-- START OF INPUT MATERIAL --
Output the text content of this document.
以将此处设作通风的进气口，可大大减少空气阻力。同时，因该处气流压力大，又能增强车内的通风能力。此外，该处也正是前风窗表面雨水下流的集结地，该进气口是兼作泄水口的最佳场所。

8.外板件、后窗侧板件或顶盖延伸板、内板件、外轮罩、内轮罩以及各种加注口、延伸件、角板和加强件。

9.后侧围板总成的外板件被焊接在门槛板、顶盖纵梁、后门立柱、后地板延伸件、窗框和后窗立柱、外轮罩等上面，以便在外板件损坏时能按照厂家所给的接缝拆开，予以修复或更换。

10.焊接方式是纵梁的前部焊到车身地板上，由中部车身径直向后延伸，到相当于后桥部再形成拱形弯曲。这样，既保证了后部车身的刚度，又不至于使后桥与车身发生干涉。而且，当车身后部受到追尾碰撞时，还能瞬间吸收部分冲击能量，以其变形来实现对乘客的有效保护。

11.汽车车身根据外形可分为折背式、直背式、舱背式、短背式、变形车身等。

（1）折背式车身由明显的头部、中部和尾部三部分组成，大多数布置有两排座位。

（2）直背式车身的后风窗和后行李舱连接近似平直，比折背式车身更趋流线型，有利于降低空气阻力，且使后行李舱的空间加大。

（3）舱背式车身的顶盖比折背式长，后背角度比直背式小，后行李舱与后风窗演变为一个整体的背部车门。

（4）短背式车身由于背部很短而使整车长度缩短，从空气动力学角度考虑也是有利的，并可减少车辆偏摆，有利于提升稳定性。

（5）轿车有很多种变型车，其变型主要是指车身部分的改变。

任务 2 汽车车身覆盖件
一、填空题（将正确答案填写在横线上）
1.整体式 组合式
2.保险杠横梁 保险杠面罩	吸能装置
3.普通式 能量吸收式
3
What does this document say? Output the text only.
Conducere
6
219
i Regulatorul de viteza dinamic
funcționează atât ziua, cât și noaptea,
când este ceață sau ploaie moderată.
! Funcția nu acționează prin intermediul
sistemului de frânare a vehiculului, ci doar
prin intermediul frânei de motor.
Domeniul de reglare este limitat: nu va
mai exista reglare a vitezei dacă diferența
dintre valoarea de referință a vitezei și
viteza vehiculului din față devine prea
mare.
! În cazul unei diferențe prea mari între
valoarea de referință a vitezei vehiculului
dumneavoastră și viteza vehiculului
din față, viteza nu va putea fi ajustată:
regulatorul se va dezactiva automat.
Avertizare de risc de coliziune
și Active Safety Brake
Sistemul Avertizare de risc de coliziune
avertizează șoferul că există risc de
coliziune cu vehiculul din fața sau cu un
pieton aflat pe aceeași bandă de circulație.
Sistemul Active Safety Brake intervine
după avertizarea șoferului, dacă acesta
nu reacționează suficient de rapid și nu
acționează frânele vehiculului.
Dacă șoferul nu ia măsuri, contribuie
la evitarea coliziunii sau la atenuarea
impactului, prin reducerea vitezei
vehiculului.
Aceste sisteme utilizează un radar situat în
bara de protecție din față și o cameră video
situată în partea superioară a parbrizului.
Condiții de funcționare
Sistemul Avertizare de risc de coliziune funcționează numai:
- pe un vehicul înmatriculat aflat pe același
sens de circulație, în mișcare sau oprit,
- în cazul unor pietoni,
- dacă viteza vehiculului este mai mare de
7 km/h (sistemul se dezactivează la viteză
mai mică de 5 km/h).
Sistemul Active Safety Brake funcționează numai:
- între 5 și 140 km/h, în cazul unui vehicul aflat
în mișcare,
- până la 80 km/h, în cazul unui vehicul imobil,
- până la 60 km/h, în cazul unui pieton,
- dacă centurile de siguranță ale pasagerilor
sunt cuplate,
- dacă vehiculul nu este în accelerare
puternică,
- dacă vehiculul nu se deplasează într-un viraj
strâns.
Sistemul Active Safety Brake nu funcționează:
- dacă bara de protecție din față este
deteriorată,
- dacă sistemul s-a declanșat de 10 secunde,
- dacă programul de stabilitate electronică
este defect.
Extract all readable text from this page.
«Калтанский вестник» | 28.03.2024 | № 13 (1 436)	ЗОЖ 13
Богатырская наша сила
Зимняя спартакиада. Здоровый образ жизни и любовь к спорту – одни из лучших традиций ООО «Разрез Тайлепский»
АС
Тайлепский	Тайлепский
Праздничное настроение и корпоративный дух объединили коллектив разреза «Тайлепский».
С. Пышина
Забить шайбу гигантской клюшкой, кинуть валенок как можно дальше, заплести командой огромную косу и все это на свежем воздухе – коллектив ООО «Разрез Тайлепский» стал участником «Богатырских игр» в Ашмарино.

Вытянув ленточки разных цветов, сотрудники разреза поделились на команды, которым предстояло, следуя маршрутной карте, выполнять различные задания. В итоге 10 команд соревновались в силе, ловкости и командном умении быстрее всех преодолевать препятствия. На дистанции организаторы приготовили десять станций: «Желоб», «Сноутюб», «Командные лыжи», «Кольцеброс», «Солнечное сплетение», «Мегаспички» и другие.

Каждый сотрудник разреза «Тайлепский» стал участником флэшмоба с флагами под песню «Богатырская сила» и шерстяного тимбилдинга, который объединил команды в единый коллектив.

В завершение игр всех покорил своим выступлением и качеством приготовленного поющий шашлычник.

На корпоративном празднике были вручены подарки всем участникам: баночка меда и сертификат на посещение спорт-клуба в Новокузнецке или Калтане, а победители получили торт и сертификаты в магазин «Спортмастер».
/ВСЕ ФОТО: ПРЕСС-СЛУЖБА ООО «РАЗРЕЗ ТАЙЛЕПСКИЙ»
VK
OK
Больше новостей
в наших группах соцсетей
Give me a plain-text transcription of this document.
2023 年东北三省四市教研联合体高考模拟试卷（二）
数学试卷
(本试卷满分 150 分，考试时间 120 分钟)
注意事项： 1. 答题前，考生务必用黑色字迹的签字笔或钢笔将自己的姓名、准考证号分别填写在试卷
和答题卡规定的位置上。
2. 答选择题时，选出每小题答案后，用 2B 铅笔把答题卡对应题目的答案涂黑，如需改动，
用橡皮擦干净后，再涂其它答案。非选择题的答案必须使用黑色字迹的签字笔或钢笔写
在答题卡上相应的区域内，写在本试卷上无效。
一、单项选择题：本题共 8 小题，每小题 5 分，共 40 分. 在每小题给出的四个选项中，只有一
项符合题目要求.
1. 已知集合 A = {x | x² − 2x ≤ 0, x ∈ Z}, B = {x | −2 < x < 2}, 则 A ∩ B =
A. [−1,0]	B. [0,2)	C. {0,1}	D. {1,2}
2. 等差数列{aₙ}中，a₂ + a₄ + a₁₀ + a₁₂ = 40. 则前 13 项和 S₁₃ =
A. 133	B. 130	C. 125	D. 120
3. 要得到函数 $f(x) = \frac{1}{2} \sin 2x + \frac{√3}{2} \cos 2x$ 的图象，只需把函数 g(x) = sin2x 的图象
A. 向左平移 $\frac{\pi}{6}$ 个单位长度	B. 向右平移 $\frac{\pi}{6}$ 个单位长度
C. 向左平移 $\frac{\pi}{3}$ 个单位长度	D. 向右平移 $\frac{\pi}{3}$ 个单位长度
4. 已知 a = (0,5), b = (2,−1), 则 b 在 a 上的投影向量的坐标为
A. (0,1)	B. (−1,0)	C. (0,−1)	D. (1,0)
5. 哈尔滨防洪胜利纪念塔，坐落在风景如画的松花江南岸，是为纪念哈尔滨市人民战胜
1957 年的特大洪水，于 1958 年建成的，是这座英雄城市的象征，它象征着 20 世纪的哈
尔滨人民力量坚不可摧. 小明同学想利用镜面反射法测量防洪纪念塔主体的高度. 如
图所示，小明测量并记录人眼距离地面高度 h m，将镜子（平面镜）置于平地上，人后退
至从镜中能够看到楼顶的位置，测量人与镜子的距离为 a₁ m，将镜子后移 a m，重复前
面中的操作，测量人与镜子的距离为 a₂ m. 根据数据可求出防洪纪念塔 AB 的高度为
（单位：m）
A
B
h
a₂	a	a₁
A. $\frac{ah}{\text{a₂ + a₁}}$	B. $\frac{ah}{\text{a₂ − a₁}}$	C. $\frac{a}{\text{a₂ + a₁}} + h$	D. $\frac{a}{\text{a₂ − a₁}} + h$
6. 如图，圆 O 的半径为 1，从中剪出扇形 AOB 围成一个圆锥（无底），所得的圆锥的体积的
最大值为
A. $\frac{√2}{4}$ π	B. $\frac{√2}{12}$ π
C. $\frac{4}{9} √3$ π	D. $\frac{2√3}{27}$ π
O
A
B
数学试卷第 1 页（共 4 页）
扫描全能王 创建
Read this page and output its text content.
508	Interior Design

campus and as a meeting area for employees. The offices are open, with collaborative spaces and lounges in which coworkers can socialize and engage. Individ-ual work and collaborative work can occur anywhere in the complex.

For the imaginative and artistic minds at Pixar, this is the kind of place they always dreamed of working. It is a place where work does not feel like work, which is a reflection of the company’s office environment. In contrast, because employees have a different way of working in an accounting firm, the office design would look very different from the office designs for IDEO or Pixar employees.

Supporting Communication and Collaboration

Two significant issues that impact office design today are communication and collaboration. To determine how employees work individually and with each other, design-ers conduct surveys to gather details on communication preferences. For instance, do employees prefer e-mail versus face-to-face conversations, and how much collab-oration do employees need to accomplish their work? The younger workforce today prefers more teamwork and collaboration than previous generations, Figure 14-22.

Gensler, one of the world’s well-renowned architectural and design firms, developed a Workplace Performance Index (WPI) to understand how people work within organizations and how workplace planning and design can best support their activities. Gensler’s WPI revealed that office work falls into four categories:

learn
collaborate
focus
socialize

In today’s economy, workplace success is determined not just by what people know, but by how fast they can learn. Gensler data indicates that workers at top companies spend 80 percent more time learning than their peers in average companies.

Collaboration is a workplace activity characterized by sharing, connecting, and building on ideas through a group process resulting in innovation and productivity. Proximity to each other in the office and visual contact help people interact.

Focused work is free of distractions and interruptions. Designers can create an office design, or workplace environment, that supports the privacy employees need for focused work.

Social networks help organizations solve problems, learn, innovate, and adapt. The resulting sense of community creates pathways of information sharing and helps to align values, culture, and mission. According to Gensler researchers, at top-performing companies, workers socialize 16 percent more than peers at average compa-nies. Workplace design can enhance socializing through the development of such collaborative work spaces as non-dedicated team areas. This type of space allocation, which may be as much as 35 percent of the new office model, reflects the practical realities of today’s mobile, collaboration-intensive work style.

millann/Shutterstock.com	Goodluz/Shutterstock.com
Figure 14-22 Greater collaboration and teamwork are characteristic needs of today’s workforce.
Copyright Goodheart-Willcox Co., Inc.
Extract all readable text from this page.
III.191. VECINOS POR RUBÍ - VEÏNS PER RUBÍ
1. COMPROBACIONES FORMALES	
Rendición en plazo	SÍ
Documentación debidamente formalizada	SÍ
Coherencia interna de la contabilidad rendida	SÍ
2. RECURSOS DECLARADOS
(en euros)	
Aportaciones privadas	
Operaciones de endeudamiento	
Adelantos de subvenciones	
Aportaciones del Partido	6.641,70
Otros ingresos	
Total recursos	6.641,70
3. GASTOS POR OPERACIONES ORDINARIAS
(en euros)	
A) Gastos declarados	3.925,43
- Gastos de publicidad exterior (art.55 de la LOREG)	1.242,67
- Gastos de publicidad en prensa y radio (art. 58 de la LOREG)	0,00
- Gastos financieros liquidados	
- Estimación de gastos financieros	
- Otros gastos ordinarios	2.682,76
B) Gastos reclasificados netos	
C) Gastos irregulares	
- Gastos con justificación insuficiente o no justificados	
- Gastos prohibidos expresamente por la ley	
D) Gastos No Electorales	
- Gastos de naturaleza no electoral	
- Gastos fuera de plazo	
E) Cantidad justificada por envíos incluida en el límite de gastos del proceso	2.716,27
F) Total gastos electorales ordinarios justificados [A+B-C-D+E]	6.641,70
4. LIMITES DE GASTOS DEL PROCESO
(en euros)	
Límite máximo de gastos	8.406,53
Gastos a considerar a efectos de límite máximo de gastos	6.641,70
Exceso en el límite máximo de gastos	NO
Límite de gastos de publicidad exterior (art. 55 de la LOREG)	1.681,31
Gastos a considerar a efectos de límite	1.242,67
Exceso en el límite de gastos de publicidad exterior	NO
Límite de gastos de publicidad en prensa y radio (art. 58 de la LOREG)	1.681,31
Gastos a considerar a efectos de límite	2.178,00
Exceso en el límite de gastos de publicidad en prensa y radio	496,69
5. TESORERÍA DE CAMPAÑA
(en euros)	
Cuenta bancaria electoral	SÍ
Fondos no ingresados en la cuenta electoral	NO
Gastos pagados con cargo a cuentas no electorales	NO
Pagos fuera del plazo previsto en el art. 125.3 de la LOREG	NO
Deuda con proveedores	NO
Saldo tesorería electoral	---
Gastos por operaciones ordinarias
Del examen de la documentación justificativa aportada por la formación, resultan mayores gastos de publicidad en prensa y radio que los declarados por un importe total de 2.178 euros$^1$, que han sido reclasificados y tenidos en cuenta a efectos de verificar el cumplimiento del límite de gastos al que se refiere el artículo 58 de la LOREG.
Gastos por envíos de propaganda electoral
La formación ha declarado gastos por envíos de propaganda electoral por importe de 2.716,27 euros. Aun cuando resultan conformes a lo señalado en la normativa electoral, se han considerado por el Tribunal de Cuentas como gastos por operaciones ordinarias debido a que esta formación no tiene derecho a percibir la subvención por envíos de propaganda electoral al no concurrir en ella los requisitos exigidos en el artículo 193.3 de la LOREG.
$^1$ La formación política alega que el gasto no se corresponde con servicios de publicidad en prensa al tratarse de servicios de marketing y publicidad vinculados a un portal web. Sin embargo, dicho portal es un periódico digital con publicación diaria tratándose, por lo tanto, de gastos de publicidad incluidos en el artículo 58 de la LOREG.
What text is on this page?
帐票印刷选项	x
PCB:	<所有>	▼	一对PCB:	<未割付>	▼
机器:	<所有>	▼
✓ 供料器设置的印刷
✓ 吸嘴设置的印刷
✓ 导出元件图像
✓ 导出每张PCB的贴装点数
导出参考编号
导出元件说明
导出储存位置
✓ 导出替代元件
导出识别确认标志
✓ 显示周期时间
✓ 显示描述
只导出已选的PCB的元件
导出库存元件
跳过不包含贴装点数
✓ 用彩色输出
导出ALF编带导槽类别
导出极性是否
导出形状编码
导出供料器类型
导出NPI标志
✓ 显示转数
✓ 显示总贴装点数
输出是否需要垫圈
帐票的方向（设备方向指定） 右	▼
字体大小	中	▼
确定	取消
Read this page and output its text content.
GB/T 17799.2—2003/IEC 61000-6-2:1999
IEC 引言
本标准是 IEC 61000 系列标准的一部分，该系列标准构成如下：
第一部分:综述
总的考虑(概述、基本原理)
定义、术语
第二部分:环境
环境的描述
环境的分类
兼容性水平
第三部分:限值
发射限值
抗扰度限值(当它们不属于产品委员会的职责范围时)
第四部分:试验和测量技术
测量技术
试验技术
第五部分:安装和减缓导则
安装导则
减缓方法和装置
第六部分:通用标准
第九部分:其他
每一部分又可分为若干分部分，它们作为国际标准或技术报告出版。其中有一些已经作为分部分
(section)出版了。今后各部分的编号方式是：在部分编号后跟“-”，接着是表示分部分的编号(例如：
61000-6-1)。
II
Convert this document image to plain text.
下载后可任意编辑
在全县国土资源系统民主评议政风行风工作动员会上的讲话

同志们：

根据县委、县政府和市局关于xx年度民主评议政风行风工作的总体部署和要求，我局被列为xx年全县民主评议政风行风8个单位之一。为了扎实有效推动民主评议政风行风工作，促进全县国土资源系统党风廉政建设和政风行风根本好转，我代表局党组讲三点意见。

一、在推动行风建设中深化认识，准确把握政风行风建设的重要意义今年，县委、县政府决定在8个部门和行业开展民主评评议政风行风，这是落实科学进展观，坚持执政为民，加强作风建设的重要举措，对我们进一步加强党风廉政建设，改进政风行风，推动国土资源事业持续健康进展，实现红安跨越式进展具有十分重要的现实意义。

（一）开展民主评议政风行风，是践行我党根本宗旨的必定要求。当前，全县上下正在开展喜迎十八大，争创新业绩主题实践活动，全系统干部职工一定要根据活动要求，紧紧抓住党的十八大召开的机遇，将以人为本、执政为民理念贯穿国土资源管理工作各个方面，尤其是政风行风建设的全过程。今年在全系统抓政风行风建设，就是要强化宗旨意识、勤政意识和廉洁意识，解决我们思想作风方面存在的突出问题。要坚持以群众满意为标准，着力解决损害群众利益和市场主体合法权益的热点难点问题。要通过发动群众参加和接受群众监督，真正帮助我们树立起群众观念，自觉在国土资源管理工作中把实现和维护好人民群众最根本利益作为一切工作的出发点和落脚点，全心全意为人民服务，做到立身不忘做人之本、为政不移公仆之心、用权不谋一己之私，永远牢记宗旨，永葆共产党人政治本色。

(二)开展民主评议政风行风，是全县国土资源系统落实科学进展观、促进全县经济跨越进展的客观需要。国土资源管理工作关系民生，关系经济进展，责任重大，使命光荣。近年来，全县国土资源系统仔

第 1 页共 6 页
-- END OF INPUT MATERIAL --
In the records above, return only the line that contains "Convert this document image to plain text." and every line after it through the last, exactly as they appear.

(RESULT)
Convert this document image to plain text.
下载后可任意编辑
在全县国土资源系统民主评议政风行风工作动员会上的讲话

同志们：

根据县委、县政府和市局关于xx年度民主评议政风行风工作的总体部署和要求，我局被列为xx年全县民主评议政风行风8个单位之一。为了扎实有效推动民主评议政风行风工作，促进全县国土资源系统党风廉政建设和政风行风根本好转，我代表局党组讲三点意见。

一、在推动行风建设中深化认识，准确把握政风行风建设的重要意义今年，县委、县政府决定在8个部门和行业开展民主评评议政风行风，这是落实科学进展观，坚持执政为民，加强作风建设的重要举措，对我们进一步加强党风廉政建设，改进政风行风，推动国土资源事业持续健康进展，实现红安跨越式进展具有十分重要的现实意义。

（一）开展民主评议政风行风，是践行我党根本宗旨的必定要求。当前，全县上下正在开展喜迎十八大，争创新业绩主题实践活动，全系统干部职工一定要根据活动要求，紧紧抓住党的十八大召开的机遇，将以人为本、执政为民理念贯穿国土资源管理工作各个方面，尤其是政风行风建设的全过程。今年在全系统抓政风行风建设，就是要强化宗旨意识、勤政意识和廉洁意识，解决我们思想作风方面存在的突出问题。要坚持以群众满意为标准，着力解决损害群众利益和市场主体合法权益的热点难点问题。要通过发动群众参加和接受群众监督，真正帮助我们树立起群众观念，自觉在国土资源管理工作中把实现和维护好人民群众最根本利益作为一切工作的出发点和落脚点，全心全意为人民服务，做到立身不忘做人之本、为政不移公仆之心、用权不谋一己之私，永远牢记宗旨，永葆共产党人政治本色。

(二)开展民主评议政风行风，是全县国土资源系统落实科学进展观、促进全县经济跨越进展的客观需要。国土资源管理工作关系民生，关系经济进展，责任重大，使命光荣。近年来，全县国土资源系统仔

第 1 页共 6 页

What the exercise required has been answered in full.